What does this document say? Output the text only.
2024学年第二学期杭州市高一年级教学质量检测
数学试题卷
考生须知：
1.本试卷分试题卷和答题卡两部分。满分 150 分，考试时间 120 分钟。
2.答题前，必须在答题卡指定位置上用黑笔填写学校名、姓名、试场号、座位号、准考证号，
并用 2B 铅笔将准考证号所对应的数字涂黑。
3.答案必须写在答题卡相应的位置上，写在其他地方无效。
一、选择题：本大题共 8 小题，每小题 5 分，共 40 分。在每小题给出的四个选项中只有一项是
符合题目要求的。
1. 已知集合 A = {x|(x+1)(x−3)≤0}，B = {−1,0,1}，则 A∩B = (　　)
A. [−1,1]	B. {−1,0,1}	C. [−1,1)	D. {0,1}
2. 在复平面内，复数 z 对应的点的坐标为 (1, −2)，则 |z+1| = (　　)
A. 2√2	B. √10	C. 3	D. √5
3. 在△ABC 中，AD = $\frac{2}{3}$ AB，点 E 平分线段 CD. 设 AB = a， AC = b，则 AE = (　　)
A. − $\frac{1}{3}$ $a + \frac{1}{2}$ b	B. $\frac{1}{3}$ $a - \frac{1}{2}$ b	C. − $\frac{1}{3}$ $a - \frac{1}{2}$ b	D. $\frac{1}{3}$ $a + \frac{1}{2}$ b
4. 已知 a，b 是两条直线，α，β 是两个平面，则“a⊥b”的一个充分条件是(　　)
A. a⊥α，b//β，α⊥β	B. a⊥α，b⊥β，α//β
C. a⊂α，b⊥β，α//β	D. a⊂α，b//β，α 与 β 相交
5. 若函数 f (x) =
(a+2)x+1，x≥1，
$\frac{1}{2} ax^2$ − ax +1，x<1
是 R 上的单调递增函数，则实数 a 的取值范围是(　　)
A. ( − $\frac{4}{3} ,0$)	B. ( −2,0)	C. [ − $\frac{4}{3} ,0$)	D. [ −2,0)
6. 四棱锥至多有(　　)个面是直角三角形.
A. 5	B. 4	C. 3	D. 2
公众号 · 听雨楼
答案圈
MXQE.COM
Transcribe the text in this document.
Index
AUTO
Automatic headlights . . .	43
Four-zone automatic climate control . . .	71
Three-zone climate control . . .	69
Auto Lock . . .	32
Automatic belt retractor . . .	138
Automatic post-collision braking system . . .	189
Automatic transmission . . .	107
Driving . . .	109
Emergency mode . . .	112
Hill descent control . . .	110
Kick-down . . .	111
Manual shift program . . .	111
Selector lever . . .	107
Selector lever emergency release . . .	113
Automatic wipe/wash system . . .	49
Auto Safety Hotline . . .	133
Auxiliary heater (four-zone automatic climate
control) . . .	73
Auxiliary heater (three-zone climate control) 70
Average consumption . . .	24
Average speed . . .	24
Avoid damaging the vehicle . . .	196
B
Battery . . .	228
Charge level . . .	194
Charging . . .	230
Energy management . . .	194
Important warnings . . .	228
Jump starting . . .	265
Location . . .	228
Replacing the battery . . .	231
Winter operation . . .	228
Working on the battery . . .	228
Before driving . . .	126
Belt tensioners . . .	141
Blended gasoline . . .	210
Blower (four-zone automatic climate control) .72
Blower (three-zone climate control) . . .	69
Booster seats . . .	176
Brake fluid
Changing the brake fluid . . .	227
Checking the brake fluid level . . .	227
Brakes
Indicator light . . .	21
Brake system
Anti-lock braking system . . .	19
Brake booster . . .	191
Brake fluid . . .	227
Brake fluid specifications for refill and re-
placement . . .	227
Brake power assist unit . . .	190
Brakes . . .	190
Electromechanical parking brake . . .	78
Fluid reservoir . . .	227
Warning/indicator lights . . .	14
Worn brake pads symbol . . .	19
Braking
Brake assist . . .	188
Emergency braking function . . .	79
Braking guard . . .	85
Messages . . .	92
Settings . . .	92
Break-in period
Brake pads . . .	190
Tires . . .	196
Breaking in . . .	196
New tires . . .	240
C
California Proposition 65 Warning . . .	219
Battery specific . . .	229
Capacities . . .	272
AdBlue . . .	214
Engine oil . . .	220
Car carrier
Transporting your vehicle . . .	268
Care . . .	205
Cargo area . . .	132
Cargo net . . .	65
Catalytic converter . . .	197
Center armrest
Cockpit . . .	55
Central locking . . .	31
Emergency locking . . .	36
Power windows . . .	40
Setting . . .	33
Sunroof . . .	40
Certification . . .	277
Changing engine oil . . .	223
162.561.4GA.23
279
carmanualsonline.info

-=-=-

▶ Short exercise:
Take every line that includes the string "Blower" and copy it.

▶ Solution for this exercise:
Blower (four-zone automatic climate control) .72
Blower (three-zone climate control) . . .	69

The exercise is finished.